■ EXERCISE BRIEF: Wherever a line holds the word "amount", copy that line out.

■ GIVEN INFORMATION:
========

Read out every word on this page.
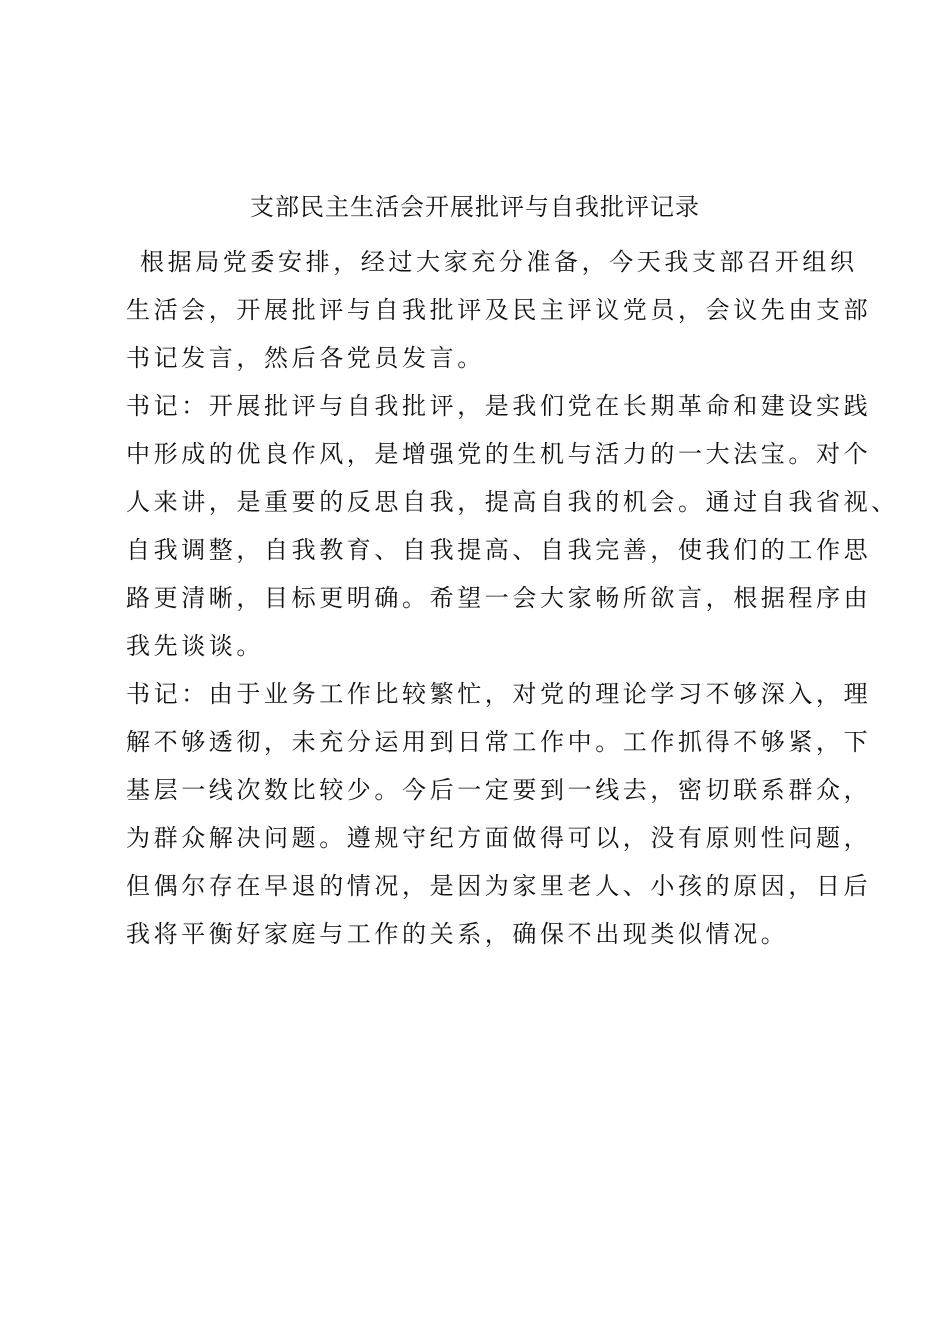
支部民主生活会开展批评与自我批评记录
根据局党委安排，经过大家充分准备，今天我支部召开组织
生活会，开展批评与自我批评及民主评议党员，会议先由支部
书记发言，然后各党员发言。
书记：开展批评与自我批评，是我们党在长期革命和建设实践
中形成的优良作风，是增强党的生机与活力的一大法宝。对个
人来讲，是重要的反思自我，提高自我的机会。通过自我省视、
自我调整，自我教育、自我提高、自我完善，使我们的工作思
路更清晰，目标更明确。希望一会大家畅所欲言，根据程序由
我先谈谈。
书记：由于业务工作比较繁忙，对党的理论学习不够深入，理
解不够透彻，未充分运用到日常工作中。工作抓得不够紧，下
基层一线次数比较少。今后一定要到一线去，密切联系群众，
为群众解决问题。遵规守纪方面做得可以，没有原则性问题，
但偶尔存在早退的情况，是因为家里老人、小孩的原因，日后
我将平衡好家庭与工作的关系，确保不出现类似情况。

========

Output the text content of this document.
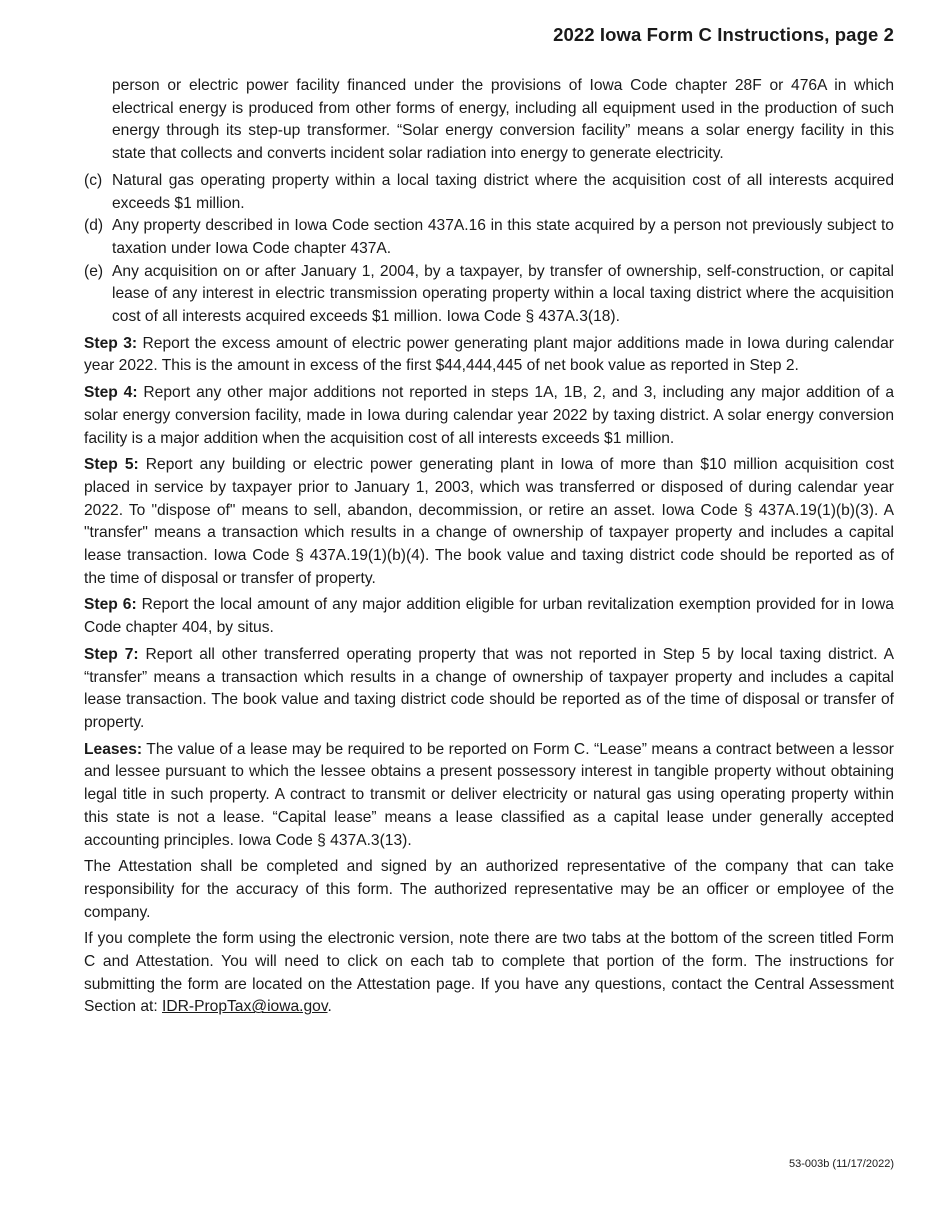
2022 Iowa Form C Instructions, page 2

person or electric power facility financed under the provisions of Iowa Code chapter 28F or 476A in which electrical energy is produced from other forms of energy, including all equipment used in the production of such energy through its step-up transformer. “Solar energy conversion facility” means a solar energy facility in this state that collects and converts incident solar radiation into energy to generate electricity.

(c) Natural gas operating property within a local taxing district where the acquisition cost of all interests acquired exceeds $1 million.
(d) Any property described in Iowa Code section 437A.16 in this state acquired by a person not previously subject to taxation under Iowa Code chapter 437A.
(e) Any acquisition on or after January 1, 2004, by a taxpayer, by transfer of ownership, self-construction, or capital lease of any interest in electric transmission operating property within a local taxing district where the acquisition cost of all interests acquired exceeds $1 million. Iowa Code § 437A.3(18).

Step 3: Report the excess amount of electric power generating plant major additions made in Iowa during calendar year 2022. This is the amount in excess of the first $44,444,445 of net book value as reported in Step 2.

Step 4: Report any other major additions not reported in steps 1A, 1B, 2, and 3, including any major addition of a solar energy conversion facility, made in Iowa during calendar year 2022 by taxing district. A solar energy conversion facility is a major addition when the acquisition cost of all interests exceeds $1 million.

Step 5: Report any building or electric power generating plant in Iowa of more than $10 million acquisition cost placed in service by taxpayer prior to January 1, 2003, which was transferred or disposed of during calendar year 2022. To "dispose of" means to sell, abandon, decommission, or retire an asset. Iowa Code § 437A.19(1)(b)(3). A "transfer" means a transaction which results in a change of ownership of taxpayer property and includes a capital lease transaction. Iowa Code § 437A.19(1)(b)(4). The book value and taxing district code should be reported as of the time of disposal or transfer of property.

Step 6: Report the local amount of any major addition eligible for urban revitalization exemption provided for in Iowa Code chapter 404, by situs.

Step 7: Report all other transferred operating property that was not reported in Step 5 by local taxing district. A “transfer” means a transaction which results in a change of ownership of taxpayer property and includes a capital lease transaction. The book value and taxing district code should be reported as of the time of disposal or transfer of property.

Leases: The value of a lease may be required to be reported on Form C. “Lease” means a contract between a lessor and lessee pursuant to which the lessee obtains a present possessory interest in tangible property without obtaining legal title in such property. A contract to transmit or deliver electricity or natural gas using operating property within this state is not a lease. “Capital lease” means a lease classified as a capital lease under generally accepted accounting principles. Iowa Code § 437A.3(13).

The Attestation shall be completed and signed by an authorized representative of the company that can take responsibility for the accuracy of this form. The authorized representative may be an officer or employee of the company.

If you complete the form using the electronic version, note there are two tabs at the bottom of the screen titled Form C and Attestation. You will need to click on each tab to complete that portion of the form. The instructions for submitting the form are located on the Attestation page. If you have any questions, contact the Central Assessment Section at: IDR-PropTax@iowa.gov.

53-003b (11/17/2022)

========

■ TASK ANSWER:
Step 3: Report the excess amount of electric power generating plant major additions made in Iowa during calendar year 2022. This is the amount in excess of the first $44,444,445 of net book value as reported in Step 2.
Step 6: Report the local amount of any major addition eligible for urban revitalization exemption provided for in Iowa Code chapter 404, by situs.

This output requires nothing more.